▶ What is expected:
Scan the listing below for lines with the word "funnits". Report how many there are, as a number alone.

◇ ◇ ◇

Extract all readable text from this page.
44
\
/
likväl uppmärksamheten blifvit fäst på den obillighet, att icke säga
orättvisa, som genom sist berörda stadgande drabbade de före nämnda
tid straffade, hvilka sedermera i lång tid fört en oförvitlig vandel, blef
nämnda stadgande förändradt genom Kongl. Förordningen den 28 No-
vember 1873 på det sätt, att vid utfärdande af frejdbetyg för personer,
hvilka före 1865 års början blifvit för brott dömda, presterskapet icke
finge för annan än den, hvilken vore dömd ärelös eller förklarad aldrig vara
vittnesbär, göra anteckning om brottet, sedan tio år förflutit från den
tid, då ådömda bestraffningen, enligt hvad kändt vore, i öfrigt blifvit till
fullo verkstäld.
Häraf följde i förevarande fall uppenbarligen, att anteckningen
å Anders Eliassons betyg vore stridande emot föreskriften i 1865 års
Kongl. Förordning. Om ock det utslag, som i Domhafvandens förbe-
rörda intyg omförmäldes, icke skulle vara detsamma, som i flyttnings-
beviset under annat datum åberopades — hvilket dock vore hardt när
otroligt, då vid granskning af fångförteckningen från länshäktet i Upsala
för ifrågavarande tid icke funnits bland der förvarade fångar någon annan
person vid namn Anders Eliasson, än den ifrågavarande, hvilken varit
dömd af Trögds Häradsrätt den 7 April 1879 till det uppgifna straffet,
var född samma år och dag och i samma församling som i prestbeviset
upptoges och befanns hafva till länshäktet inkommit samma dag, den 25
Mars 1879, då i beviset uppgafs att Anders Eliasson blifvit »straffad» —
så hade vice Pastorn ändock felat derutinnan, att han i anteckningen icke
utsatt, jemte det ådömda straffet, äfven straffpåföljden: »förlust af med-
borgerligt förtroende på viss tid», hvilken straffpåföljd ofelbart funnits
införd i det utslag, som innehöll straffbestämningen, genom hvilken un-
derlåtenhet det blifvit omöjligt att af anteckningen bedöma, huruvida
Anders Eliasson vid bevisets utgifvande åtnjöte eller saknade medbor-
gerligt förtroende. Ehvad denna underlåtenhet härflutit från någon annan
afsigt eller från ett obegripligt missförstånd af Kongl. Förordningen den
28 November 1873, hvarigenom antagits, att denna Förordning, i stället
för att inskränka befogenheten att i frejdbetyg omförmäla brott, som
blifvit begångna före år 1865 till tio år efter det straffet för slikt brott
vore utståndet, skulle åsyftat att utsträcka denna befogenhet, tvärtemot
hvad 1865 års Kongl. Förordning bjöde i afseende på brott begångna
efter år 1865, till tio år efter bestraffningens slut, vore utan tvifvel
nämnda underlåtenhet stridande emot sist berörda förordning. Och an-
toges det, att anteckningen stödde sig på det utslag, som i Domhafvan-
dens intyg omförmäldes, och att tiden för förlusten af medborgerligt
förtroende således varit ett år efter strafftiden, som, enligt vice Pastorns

◇ ◇ ◇

▶ Result of the exercise:
2